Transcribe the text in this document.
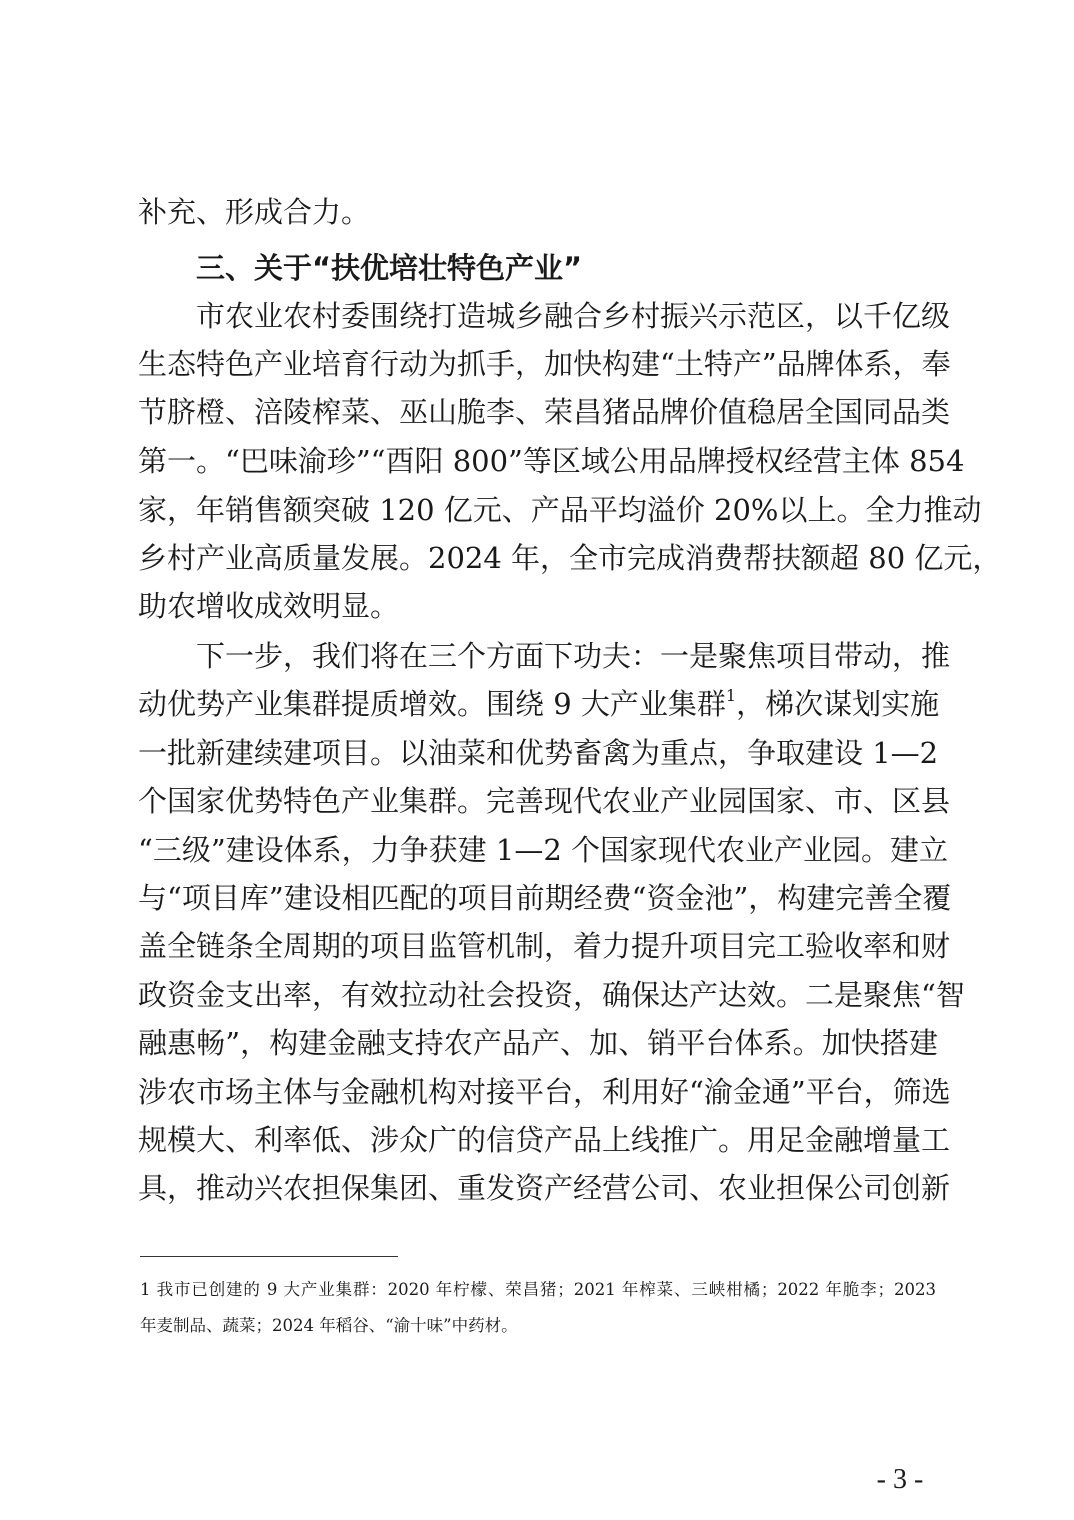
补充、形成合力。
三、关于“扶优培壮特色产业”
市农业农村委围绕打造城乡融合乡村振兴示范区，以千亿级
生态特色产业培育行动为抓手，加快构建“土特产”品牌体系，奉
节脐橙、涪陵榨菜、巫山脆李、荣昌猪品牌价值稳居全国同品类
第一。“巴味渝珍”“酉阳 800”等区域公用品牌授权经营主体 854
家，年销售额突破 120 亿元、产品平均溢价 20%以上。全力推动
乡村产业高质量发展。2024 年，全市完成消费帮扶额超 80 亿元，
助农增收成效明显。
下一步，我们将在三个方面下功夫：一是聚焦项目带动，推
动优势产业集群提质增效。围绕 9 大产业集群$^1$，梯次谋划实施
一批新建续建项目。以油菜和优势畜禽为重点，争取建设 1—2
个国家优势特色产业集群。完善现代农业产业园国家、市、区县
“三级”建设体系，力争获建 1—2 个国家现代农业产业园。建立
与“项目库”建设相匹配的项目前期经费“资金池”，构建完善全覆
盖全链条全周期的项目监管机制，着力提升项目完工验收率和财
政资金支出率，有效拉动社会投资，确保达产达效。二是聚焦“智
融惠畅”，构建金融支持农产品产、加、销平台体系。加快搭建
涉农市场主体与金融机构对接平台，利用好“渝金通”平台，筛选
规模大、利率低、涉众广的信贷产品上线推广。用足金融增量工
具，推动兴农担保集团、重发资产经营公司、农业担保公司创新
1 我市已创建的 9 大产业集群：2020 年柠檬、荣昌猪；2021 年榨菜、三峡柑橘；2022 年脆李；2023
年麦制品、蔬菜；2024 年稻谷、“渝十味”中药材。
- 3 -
====
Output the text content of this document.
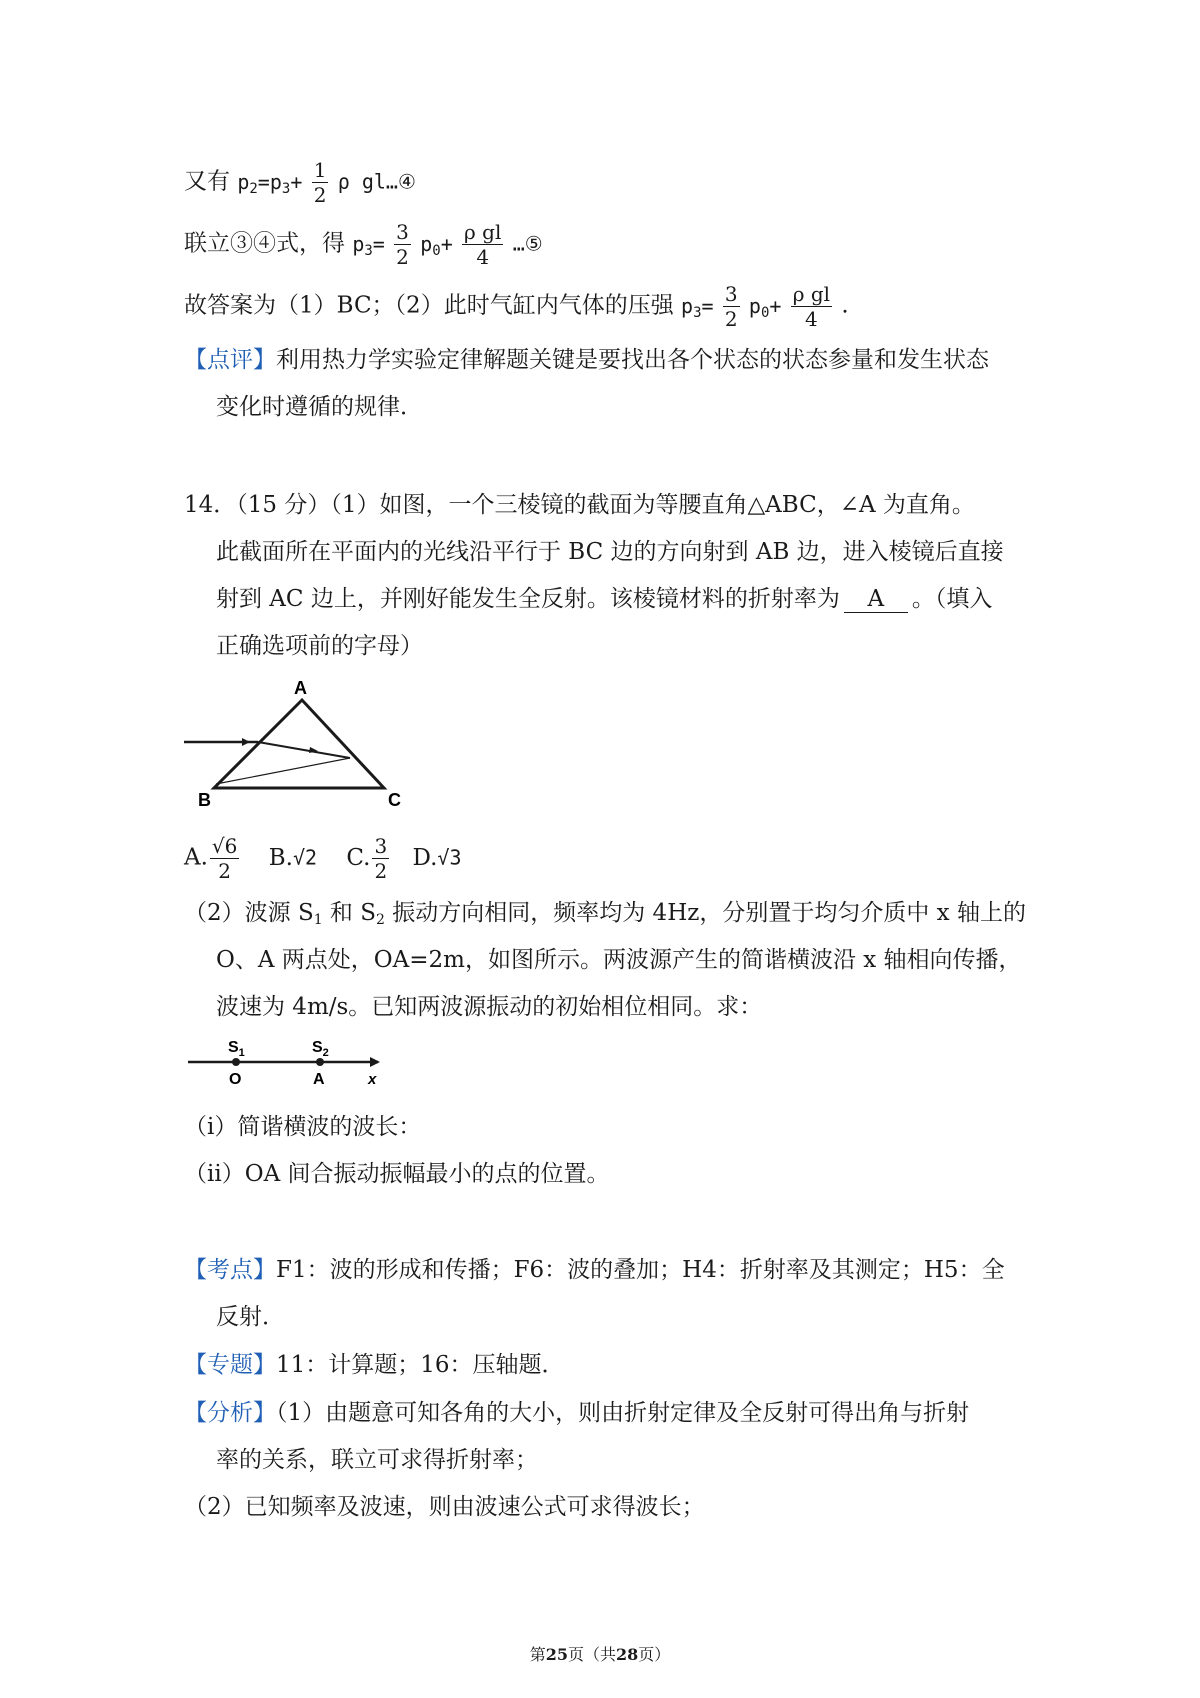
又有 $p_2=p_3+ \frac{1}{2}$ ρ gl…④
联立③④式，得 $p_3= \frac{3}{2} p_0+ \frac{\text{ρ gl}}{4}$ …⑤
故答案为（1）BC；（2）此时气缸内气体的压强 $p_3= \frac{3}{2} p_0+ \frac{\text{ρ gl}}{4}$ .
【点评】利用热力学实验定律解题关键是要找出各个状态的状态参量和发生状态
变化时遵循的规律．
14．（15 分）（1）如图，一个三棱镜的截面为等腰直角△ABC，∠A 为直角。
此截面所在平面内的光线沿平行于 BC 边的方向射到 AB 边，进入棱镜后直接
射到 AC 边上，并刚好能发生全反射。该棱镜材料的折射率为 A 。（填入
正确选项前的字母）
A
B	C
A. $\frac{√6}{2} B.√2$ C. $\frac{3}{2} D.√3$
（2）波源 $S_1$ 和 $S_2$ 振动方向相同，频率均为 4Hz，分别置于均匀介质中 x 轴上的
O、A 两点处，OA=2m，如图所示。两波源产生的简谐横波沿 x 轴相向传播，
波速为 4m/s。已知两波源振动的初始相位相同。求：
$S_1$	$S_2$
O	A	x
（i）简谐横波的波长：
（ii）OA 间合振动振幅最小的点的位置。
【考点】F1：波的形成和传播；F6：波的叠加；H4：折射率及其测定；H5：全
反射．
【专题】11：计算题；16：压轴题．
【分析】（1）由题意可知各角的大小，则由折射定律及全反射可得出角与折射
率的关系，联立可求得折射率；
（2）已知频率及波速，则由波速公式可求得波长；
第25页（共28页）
====
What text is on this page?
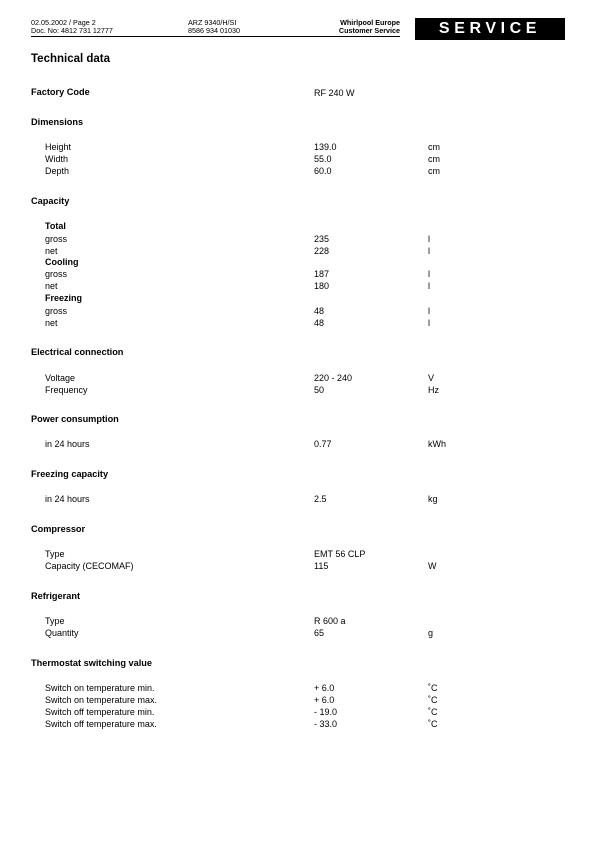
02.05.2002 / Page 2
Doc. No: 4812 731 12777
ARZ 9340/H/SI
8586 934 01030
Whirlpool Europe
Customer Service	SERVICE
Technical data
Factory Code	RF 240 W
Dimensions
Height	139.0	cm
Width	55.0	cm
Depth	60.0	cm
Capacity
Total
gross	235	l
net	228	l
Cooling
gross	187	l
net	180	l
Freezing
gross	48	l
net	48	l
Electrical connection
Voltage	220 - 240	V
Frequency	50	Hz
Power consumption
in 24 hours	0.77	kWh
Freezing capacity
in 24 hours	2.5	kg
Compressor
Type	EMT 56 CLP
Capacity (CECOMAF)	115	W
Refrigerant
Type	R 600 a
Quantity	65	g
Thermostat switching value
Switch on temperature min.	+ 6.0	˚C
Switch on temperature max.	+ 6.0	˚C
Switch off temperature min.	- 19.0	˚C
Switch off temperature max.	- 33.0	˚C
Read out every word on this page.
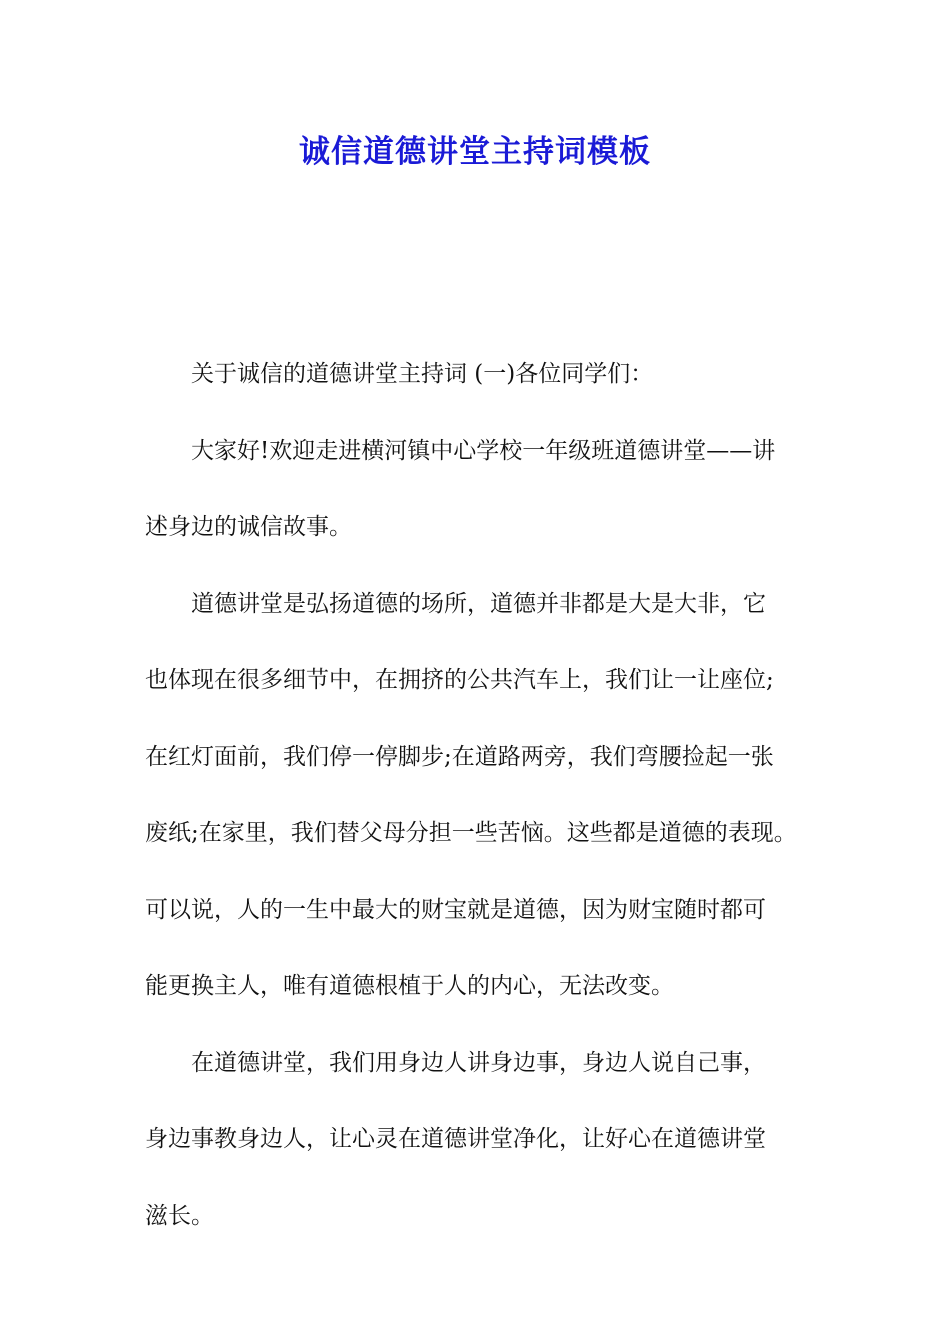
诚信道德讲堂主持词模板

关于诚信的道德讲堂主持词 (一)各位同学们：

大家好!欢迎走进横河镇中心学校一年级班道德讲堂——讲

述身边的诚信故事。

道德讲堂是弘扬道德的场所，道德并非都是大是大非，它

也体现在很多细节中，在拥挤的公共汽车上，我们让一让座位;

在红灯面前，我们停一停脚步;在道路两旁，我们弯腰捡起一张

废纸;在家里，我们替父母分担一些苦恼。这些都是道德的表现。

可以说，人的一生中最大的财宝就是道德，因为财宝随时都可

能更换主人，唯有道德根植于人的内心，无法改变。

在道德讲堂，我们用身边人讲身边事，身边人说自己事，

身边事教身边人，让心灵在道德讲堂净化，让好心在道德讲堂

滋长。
====
__STATED GOAL__
Which lines hold the word "frac"? Copy each of them from the records.

__ANSWER TO THIS EXERCISE__
又有 $p_2=p_3+ \frac{1}{2}$ ρ gl…④
联立③④式，得 $p_3= \frac{3}{2} p_0+ \frac{\text{ρ gl}}{4}$ …⑤
故答案为（1）BC；（2）此时气缸内气体的压强 $p_3= \frac{3}{2} p_0+ \frac{\text{ρ gl}}{4}$ .
A. $\frac{√6}{2} B.√2$ C. $\frac{3}{2} D.√3$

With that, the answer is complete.